> Raw data
----

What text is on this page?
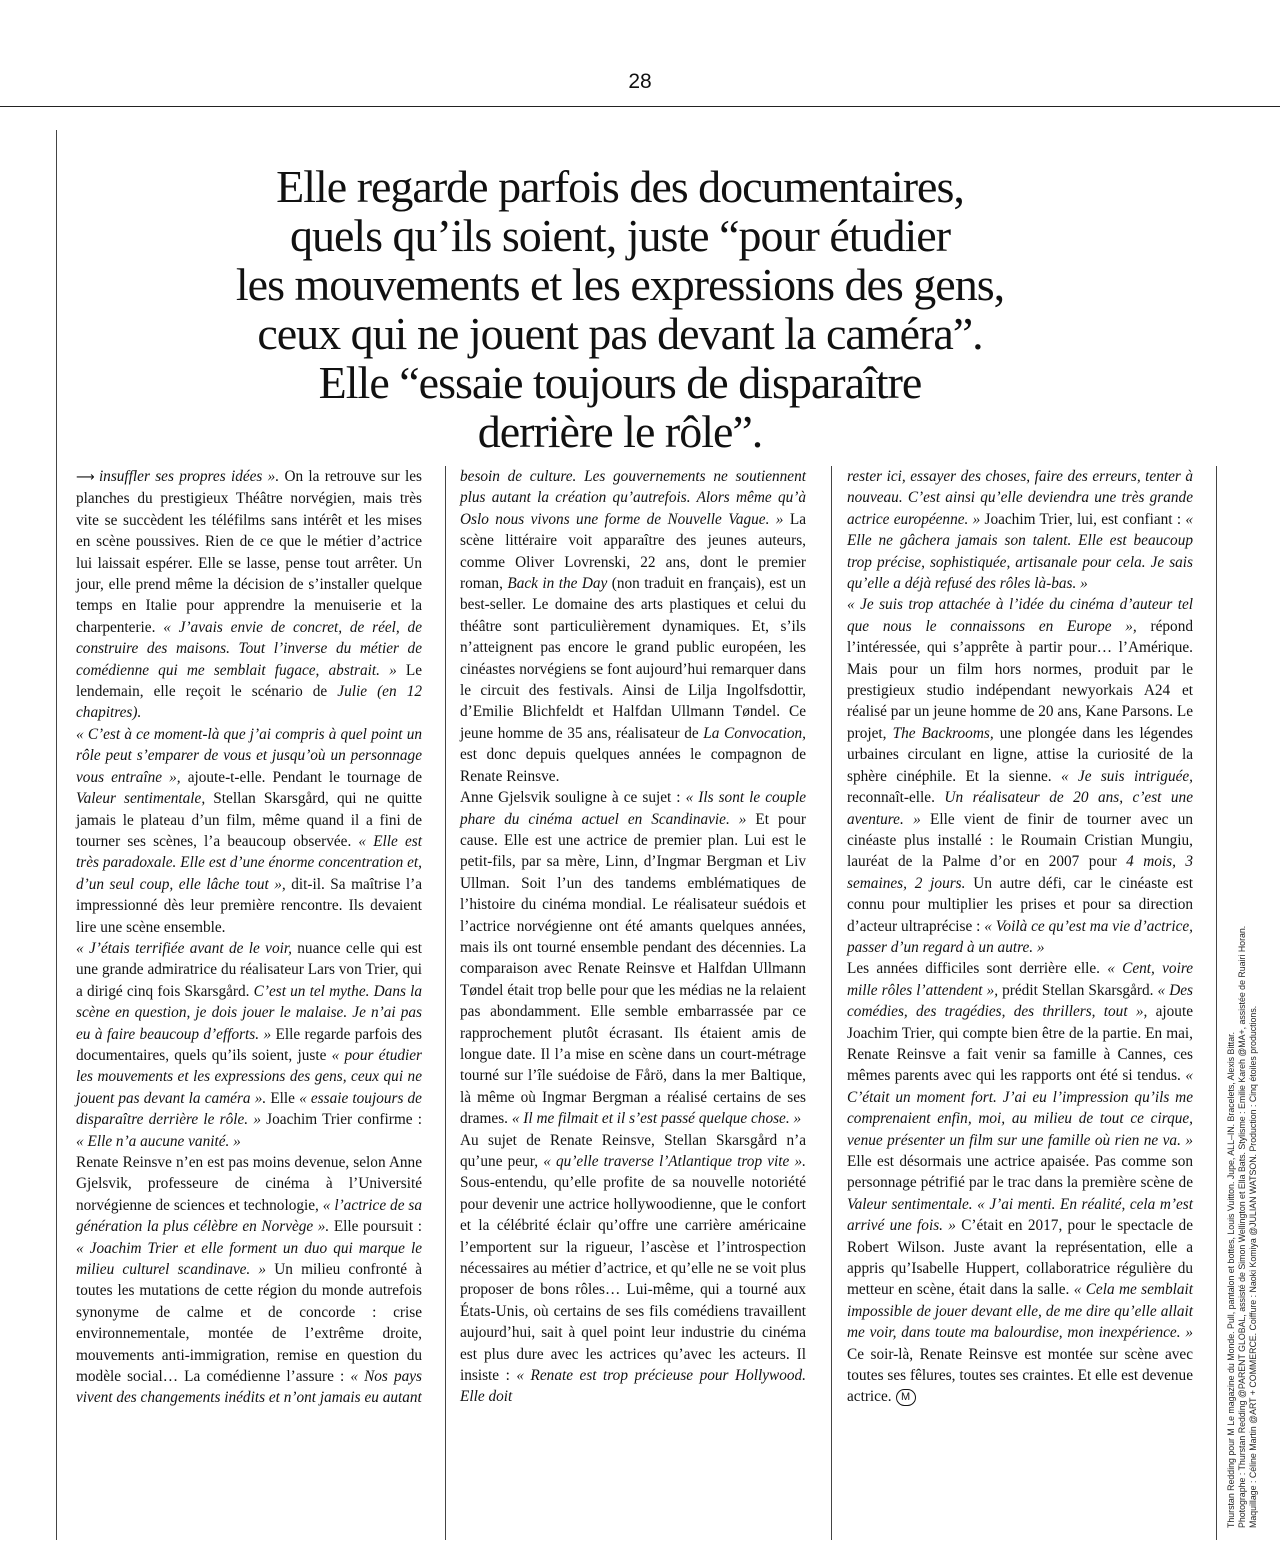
28
Elle regarde parfois des documentaires,
quels qu’ils soient, juste “pour étudier
les mouvements et les expressions des gens,
ceux qui ne jouent pas devant la caméra”.
Elle “essaie toujours de disparaître
derrière le rôle”.

⟶ insuffler ses propres idées ». On la retrouve sur les planches du prestigieux Théâtre norvégien, mais très vite se succèdent les téléfilms sans intérêt et les mises en scène poussives. Rien de ce que le métier d’actrice lui laissait espérer. Elle se lasse, pense tout arrêter. Un jour, elle prend même la décision de s’installer quelque temps en Italie pour apprendre la menuiserie et la charpenterie. « J’avais envie de concret, de réel, de construire des maisons. Tout l’inverse du métier de comédienne qui me semblait fugace, abstrait. » Le lendemain, elle reçoit le scénario de Julie (en 12 chapitres).

« C’est à ce moment-là que j’ai compris à quel point un rôle peut s’emparer de vous et jusqu’où un personnage vous entraîne », ajoute-t-elle. Pendant le tournage de Valeur sentimentale, Stellan Skarsgård, qui ne quitte jamais le plateau d’un film, même quand il a fini de tourner ses scènes, l’a beaucoup observée. « Elle est très paradoxale. Elle est d’une énorme concentration et, d’un seul coup, elle lâche tout », dit-il. Sa maîtrise l’a impressionné dès leur première rencontre. Ils devaient lire une scène ensemble.

« J’étais terrifiée avant de le voir, nuance celle qui est une grande admiratrice du réalisateur Lars von Trier, qui a dirigé cinq fois Skarsgård. C’est un tel mythe. Dans la scène en question, je dois jouer le malaise. Je n’ai pas eu à faire beaucoup d’efforts. » Elle regarde parfois des documentaires, quels qu’ils soient, juste « pour étudier les mouvements et les expressions des gens, ceux qui ne jouent pas devant la caméra ». Elle « essaie toujours de disparaître derrière le rôle. » Joachim Trier confirme : « Elle n’a aucune vanité. »

Renate Reinsve n’en est pas moins devenue, selon Anne Gjelsvik, professeure de cinéma à l’Université norvégienne de sciences et technologie, « l’actrice de sa génération la plus célèbre en Norvège ». Elle poursuit : « Joachim Trier et elle forment un duo qui marque le milieu culturel scandinave. » Un milieu confronté à toutes les mutations de cette région du monde autrefois synonyme de calme et de concorde : crise environnementale, montée de l’extrême droite, mouvements anti-immigration, remise en question du modèle social… La comédienne l’assure : « Nos pays vivent des changements inédits et n’ont jamais eu autant

besoin de culture. Les gouvernements ne soutiennent plus autant la création qu’autrefois. Alors même qu’à Oslo nous vivons une forme de Nouvelle Vague. » La scène littéraire voit apparaître des jeunes auteurs, comme Oliver Lovrenski, 22 ans, dont le premier roman, Back in the Day (non traduit en français), est un best-seller. Le domaine des arts plastiques et celui du théâtre sont particulièrement dynamiques. Et, s’ils n’atteignent pas encore le grand public européen, les cinéastes norvégiens se font aujourd’hui remarquer dans le circuit des festivals. Ainsi de Lilja Ingolfsdottir, d’Emilie Blichfeldt et Halfdan Ullmann Tøndel. Ce jeune homme de 35 ans, réalisateur de La Convocation, est donc depuis quelques années le compagnon de Renate Reinsve.

Anne Gjelsvik souligne à ce sujet : « Ils sont le couple phare du cinéma actuel en Scandinavie. » Et pour cause. Elle est une actrice de premier plan. Lui est le petit-fils, par sa mère, Linn, d’Ingmar Bergman et Liv Ullman. Soit l’un des tandems emblématiques de l’histoire du cinéma mondial. Le réalisateur suédois et l’actrice norvégienne ont été amants quelques années, mais ils ont tourné ensemble pendant des décennies. La comparaison avec Renate Reinsve et Halfdan Ullmann Tøndel était trop belle pour que les médias ne la relaient pas abondamment. Elle semble embarrassée par ce rapprochement plutôt écrasant. Ils étaient amis de longue date. Il l’a mise en scène dans un court-métrage tourné sur l’île suédoise de Fårö, dans la mer Baltique, là même où Ingmar Bergman a réalisé certains de ses drames. « Il me filmait et il s’est passé quelque chose. »

Au sujet de Renate Reinsve, Stellan Skarsgård n’a qu’une peur, « qu’elle traverse l’Atlantique trop vite ». Sous-entendu, qu’elle profite de sa nouvelle notoriété pour devenir une actrice hollywoodienne, que le confort et la célébrité éclair qu’offre une carrière américaine l’emportent sur la rigueur, l’ascèse et l’introspection nécessaires au métier d’actrice, et qu’elle ne se voit plus proposer de bons rôles… Lui-même, qui a tourné aux États-Unis, où certains de ses fils comédiens travaillent aujourd’hui, sait à quel point leur industrie du cinéma est plus dure avec les actrices qu’avec les acteurs. Il insiste : « Renate est trop précieuse pour Hollywood. Elle doit

rester ici, essayer des choses, faire des erreurs, tenter à nouveau. C’est ainsi qu’elle deviendra une très grande actrice européenne. » Joachim Trier, lui, est confiant : « Elle ne gâchera jamais son talent. Elle est beaucoup trop précise, sophistiquée, artisanale pour cela. Je sais qu’elle a déjà refusé des rôles là-bas. »

« Je suis trop attachée à l’idée du cinéma d’auteur tel que nous le connaissons en Europe », répond l’intéressée, qui s’apprête à partir pour… l’Amérique. Mais pour un film hors normes, produit par le prestigieux studio indépendant newyorkais A24 et réalisé par un jeune homme de 20 ans, Kane Parsons. Le projet, The Backrooms, une plongée dans les légendes urbaines circulant en ligne, attise la curiosité de la sphère cinéphile. Et la sienne. « Je suis intriguée, reconnaît-elle. Un réalisateur de 20 ans, c’est une aventure. » Elle vient de finir de tourner avec un cinéaste plus installé : le Roumain Cristian Mungiu, lauréat de la Palme d’or en 2007 pour 4 mois, 3 semaines, 2 jours. Un autre défi, car le cinéaste est connu pour multiplier les prises et pour sa direction d’acteur ultraprécise : « Voilà ce qu’est ma vie d’actrice, passer d’un regard à un autre. »

Les années difficiles sont derrière elle. « Cent, voire mille rôles l’attendent », prédit Stellan Skarsgård. « Des comédies, des tragédies, des thrillers, tout », ajoute Joachim Trier, qui compte bien être de la partie. En mai, Renate Reinsve a fait venir sa famille à Cannes, ces mêmes parents avec qui les rapports ont été si tendus. « C’était un moment fort. J’ai eu l’impression qu’ils me comprenaient enfin, moi, au milieu de tout ce cirque, venue présenter un film sur une famille où rien ne va. » Elle est désormais une actrice apaisée. Pas comme son personnage pétrifié par le trac dans la première scène de Valeur sentimentale. « J’ai menti. En réalité, cela m’est arrivé une fois. » C’était en 2017, pour le spectacle de Robert Wilson. Juste avant la représentation, elle a appris qu’Isabelle Huppert, collaboratrice régulière du metteur en scène, était dans la salle. « Cela me semblait impossible de jouer devant elle, de me dire qu’elle allait me voir, dans toute ma balourdise, mon inexpérience. » Ce soir-là, Renate Reinsve est montée sur scène avec toutes ses fêlures, toutes ses craintes. Et elle est devenue actrice. M	Thurstan Redding pour M Le magazine du Monde. Pull, pantalon et bottes, Louis Vuitton. Jupe, ALL–IN. Bracelets, Alexis Bittar. Photographe : Thurstan Redding @PARENT GLOBAL, assisté de Simon Wellington et Ella Bats. Stylisme : Emilie Kareh @MA+, assistée de Ruairi Horan. Maquillage : Céline Martin @ART + COMMERCE. Coiffure : Naoki Komiya @JULIAN WATSON. Production : Cinq étoiles productions.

----

> Written instruction
For the data above, state how many lines contain "essaie"; the number is the whole answer.

> Solution to this exercise
2